- Written exercise -
Return all lines with the word "keuntungan" in them.

Lines of data
──────────────────────────────

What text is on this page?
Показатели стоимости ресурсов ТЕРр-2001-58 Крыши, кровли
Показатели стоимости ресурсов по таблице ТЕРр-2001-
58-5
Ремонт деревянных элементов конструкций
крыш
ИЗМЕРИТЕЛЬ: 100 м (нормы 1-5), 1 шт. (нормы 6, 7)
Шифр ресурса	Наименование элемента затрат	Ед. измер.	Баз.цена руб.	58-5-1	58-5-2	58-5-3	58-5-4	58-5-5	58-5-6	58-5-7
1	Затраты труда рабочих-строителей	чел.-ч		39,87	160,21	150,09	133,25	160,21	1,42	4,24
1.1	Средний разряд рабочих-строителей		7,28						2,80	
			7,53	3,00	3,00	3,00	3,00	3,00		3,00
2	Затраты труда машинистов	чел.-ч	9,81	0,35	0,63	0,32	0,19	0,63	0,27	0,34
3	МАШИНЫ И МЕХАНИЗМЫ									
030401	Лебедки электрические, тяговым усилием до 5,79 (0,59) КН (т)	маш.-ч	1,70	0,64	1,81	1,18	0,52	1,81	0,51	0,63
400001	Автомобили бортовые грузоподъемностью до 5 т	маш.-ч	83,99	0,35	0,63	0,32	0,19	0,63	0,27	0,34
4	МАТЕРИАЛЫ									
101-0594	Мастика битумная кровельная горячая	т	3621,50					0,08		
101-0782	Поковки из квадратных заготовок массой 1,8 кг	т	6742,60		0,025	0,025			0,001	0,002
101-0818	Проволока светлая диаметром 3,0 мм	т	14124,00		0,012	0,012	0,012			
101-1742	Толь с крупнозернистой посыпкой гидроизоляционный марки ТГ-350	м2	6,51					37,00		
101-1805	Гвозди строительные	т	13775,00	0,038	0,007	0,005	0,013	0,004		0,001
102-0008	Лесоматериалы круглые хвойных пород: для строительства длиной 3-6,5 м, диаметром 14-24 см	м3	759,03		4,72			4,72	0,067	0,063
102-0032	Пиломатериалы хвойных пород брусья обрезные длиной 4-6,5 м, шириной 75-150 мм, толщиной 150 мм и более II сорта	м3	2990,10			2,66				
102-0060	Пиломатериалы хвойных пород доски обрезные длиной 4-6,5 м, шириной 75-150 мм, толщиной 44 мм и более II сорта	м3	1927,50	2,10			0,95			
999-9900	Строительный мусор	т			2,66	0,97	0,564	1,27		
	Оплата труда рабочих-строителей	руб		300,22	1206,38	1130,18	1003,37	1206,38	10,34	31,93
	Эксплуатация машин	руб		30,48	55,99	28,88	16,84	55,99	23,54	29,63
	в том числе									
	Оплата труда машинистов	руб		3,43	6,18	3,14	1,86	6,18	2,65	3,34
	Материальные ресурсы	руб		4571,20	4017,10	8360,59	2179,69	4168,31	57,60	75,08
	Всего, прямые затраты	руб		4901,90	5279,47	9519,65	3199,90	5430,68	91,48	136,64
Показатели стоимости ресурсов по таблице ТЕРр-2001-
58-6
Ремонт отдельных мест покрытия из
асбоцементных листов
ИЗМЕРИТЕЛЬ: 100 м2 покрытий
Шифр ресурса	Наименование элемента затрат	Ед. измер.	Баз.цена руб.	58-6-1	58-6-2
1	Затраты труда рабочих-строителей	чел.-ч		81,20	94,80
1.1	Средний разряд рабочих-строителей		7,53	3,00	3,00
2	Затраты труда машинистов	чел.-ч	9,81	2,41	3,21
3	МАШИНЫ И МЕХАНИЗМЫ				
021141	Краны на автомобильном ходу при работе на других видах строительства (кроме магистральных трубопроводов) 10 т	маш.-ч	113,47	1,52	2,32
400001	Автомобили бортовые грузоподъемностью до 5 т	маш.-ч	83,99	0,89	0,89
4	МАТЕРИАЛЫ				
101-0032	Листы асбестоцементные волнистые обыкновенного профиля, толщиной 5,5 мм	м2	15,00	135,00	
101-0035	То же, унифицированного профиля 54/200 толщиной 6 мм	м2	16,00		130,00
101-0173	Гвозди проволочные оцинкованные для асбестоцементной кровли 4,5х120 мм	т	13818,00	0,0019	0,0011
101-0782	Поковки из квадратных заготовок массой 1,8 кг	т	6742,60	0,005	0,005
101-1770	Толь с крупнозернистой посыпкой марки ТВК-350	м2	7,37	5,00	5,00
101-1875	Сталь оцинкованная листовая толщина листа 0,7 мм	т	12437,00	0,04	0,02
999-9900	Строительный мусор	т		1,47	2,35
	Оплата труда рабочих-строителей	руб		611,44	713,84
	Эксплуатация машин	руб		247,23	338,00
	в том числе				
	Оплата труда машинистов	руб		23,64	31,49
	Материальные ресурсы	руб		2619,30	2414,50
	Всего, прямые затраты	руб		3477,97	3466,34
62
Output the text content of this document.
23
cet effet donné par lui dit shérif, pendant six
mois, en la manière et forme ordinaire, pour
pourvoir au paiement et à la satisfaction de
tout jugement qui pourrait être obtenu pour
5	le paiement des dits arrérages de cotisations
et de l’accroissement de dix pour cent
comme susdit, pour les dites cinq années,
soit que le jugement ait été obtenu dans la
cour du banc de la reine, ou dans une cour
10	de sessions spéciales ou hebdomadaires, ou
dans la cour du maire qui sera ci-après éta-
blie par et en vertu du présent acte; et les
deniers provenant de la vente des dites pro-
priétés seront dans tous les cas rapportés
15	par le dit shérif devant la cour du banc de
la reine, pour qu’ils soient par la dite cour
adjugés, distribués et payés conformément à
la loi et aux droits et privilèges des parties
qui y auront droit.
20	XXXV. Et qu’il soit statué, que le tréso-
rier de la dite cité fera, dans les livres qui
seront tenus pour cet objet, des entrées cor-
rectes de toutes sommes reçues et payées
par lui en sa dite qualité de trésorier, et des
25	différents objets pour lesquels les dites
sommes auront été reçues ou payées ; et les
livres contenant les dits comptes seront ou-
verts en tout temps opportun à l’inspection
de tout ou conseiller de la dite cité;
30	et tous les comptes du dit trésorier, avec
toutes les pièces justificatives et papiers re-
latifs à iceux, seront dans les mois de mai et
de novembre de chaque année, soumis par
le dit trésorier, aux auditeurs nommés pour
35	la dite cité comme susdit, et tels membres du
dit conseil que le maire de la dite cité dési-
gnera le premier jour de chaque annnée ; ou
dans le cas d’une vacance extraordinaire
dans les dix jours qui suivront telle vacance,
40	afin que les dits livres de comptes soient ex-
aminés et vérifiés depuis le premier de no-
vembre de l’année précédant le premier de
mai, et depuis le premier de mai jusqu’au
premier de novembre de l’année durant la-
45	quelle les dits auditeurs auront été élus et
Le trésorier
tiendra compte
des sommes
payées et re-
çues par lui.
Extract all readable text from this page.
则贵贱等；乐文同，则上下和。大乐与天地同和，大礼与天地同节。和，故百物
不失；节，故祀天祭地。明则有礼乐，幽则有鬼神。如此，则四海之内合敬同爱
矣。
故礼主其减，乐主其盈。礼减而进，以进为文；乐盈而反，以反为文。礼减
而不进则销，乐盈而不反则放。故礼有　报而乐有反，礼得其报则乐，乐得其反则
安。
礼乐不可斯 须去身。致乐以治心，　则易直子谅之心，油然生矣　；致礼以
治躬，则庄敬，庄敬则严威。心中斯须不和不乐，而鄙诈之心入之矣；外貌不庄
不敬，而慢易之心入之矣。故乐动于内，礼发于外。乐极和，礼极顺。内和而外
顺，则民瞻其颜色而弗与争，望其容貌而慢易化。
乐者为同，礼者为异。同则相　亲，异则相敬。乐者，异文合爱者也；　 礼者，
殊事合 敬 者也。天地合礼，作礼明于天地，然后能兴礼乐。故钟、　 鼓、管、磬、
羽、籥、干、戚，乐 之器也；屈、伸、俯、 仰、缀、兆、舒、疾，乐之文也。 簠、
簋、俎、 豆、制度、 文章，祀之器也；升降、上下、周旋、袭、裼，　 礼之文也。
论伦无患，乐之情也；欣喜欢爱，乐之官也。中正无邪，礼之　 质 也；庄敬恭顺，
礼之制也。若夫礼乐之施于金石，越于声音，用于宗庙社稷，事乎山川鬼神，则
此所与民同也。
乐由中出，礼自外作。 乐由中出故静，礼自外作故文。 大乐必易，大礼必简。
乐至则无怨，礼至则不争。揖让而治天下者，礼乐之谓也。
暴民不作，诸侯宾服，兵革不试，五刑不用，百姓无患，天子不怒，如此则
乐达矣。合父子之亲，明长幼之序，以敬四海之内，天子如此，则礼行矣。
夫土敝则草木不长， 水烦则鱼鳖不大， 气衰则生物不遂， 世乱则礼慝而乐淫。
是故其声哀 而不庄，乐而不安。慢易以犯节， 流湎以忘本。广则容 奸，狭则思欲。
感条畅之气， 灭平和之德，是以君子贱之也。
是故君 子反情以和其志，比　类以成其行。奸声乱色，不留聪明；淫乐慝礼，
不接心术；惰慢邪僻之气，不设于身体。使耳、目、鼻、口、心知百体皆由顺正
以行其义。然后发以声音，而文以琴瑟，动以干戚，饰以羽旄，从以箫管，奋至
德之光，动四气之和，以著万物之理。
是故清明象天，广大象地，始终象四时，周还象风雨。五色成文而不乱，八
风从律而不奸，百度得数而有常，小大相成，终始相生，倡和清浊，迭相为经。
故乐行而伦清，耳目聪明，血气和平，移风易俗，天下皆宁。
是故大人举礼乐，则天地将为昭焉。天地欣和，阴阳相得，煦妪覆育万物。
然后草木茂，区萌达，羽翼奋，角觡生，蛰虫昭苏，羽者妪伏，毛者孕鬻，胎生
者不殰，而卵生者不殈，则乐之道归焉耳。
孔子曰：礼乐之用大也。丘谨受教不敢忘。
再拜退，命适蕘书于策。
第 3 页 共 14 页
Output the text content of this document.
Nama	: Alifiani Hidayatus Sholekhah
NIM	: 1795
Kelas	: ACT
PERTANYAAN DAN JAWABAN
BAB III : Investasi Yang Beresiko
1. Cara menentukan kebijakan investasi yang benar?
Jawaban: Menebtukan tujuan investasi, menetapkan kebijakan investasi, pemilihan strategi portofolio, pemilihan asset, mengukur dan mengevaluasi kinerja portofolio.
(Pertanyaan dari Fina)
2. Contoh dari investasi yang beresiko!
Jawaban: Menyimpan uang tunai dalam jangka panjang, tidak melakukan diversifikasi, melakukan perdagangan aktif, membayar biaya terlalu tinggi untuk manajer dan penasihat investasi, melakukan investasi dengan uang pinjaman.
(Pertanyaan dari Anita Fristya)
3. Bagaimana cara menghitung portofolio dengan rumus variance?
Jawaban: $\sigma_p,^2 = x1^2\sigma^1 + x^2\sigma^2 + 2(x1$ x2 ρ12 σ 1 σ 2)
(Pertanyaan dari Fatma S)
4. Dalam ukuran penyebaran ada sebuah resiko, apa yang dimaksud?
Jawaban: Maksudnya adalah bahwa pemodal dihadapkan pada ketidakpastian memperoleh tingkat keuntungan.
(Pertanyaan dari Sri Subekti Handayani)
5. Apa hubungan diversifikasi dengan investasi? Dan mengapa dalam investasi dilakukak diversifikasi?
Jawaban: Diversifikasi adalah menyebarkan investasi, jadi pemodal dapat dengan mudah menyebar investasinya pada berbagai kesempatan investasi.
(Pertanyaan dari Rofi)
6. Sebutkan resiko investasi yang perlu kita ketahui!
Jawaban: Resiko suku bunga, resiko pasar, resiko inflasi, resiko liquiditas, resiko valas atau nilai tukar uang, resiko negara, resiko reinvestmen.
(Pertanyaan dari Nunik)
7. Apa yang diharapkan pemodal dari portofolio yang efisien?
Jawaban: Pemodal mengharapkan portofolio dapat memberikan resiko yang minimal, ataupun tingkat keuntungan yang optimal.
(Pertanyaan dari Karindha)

──────────────────────────────

- Complete response -
Jawaban: Maksudnya adalah bahwa pemodal dihadapkan pada ketidakpastian memperoleh tingkat keuntungan.
Jawaban: Pemodal mengharapkan portofolio dapat memberikan resiko yang minimal, ataupun tingkat keuntungan yang optimal.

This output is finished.